Collected data
----

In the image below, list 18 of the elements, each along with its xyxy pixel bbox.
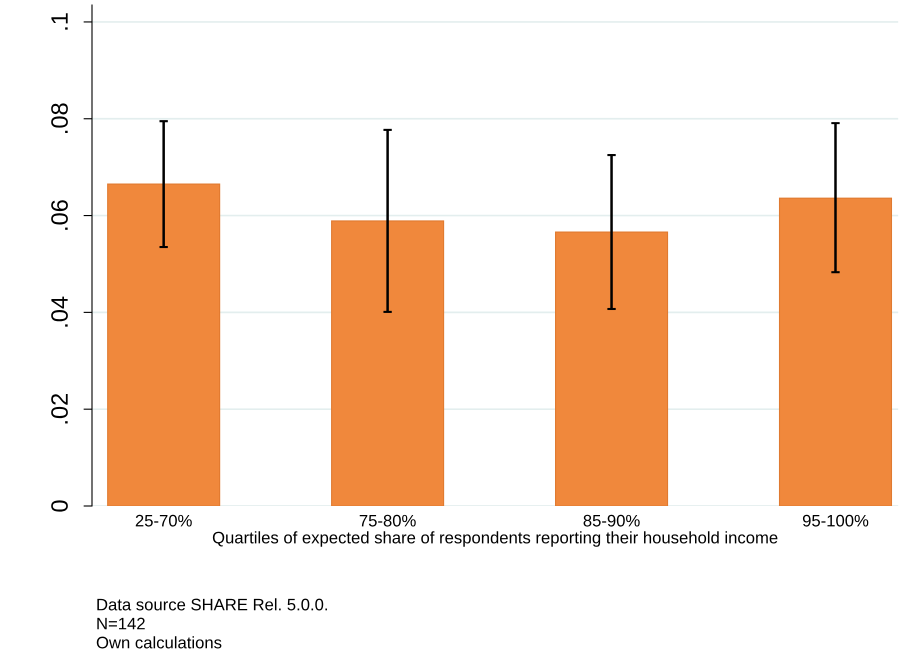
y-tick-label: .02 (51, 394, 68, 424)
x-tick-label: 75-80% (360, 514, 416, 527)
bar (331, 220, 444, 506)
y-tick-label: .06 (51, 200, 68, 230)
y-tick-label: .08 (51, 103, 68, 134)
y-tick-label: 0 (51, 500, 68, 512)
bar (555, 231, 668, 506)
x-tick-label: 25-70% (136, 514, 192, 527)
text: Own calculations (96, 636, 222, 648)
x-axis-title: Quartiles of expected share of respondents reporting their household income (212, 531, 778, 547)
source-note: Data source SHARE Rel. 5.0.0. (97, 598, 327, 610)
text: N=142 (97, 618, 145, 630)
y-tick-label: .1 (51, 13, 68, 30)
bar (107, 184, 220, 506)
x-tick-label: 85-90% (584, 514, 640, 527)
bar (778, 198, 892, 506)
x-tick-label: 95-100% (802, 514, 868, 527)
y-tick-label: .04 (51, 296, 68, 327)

----

▶ The exercise: Duplicate every line of the collected data above word for word, but omit the pictures.

▶ Result of this task:
In the image below, list 18 of the elements, each along with its xyxy pixel bbox.
y-tick-label: .02 (51, 394, 68, 424)
x-tick-label: 75-80% (360, 514, 416, 527)
bar (331, 220, 444, 506)
y-tick-label: .06 (51, 200, 68, 230)
y-tick-label: .08 (51, 103, 68, 134)
y-tick-label: 0 (51, 500, 68, 512)
bar (555, 231, 668, 506)
x-tick-label: 25-70% (136, 514, 192, 527)
text: Own calculations (96, 636, 222, 648)
x-axis-title: Quartiles of expected share of respondents reporting their household income (212, 531, 778, 547)
source-note: Data source SHARE Rel. 5.0.0. (97, 598, 327, 610)
text: N=142 (97, 618, 145, 630)
y-tick-label: .1 (51, 13, 68, 30)
bar (107, 184, 220, 506)
x-tick-label: 85-90% (584, 514, 640, 527)
bar (778, 198, 892, 506)
x-tick-label: 95-100% (802, 514, 868, 527)
y-tick-label: .04 (51, 296, 68, 327)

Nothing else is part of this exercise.